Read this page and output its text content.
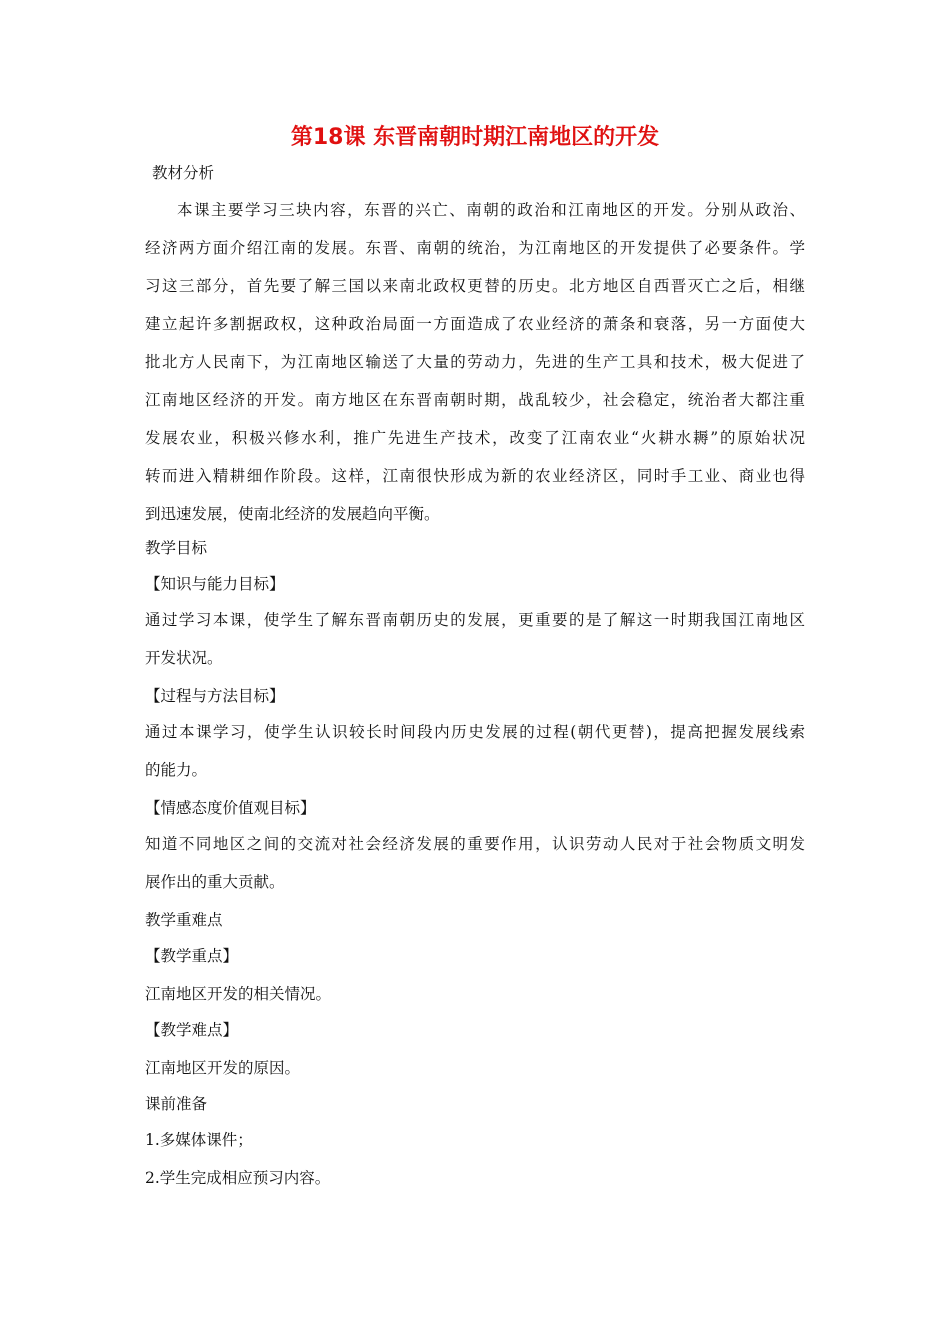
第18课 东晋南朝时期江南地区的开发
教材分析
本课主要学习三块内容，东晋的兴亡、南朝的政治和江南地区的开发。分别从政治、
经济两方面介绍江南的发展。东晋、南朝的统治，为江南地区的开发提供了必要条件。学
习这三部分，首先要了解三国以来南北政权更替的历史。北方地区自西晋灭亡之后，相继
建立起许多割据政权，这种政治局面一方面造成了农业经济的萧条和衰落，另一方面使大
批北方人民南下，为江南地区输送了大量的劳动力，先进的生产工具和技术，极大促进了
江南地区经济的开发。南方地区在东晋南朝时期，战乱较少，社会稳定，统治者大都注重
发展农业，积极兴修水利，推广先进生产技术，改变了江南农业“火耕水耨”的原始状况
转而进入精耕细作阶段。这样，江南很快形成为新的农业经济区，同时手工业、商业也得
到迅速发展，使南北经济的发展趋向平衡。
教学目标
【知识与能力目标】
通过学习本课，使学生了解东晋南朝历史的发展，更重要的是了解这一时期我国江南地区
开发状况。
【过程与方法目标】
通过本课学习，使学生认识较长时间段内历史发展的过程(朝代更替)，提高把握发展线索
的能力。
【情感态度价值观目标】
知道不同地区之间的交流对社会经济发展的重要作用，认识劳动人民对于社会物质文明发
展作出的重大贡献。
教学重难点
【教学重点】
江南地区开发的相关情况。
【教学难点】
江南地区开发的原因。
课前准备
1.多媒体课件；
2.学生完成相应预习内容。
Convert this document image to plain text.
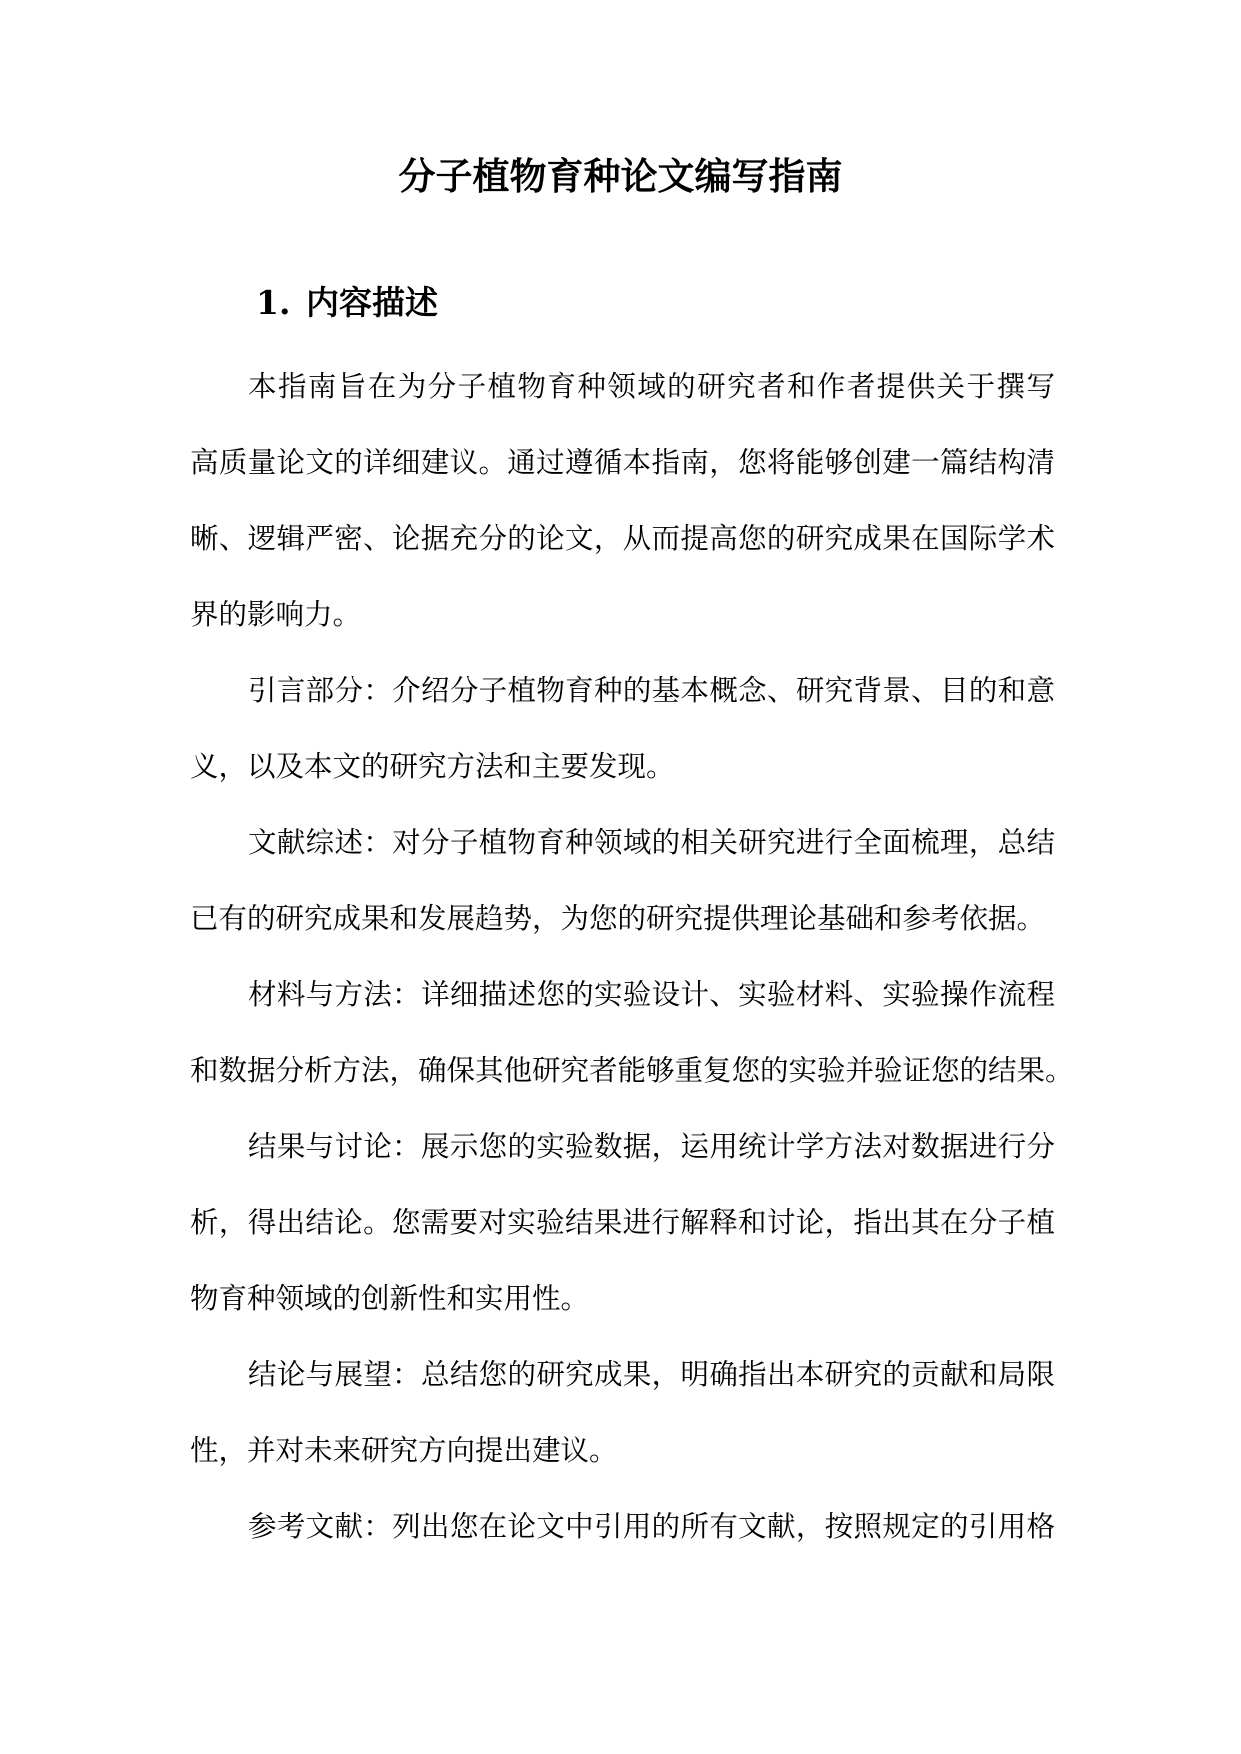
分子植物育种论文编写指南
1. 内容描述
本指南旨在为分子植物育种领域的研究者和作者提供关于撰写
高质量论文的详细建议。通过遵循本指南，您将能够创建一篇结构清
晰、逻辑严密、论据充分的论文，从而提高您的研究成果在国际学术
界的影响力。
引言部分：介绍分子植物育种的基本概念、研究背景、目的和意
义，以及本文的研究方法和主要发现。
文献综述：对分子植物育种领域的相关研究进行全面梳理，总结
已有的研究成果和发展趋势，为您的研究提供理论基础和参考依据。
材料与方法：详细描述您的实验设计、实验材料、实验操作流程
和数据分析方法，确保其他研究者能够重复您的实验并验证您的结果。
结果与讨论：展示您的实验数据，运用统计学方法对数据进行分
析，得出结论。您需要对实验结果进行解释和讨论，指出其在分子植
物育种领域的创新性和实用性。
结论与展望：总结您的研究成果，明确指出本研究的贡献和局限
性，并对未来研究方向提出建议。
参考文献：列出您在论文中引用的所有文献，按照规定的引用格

----

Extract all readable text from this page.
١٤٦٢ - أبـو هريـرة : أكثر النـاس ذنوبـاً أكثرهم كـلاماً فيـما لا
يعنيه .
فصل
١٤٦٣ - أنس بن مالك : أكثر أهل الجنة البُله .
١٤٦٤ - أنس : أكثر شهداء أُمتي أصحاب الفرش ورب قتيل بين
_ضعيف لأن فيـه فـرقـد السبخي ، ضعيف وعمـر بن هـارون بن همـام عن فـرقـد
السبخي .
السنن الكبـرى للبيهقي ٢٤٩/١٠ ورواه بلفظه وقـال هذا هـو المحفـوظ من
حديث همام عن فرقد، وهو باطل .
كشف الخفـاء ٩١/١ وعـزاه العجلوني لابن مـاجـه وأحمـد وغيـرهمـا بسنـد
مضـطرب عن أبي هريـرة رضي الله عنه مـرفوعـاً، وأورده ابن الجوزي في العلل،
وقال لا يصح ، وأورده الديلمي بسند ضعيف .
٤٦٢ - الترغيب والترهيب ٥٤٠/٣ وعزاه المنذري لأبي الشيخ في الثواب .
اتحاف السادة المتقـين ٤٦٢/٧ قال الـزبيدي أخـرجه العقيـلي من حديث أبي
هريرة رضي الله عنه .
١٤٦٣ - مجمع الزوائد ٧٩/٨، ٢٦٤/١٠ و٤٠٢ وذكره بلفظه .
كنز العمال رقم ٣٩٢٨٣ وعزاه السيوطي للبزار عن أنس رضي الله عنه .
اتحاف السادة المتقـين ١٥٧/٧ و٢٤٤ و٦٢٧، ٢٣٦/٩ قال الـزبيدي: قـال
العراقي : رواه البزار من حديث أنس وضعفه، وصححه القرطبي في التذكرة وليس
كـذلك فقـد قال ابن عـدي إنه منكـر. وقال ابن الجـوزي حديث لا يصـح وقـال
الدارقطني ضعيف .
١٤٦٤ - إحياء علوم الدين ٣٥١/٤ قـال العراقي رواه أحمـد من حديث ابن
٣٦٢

----

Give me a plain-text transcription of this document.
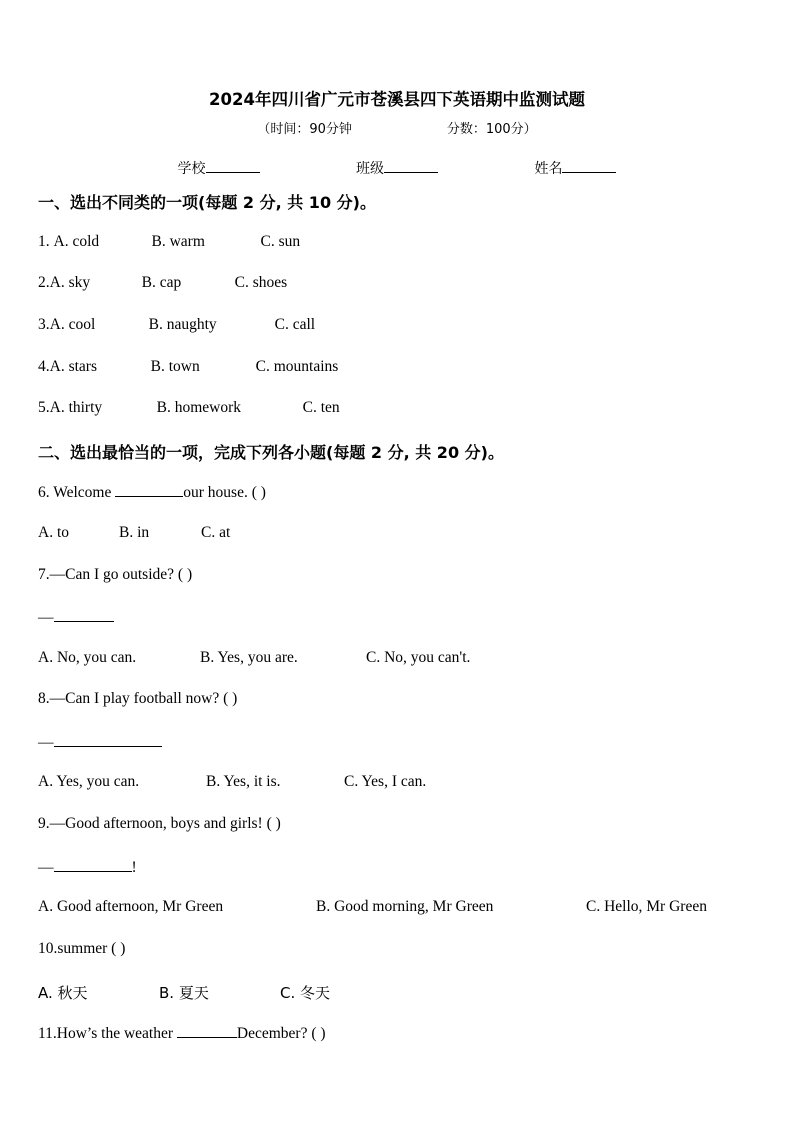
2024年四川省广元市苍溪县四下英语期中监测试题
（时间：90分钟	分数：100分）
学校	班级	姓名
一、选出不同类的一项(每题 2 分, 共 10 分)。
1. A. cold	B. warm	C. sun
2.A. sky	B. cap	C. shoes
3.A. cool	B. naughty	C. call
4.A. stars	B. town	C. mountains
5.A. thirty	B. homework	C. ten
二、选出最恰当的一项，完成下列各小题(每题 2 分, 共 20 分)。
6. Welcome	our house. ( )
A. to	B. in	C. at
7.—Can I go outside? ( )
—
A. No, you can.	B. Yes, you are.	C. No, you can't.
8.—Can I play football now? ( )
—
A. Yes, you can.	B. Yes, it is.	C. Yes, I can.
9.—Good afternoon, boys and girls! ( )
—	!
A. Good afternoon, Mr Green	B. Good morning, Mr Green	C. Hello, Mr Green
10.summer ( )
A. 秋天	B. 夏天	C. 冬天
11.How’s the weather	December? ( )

----

GIVEN INSTRUCTION
Search the data for the word "Good" and copy each line where it appears.

SOLUTION FOR THIS PROBLEM
9.—Good afternoon, boys and girls! ( )
A. Good afternoon, Mr Green	B. Good morning, Mr Green	C. Hello, Mr Green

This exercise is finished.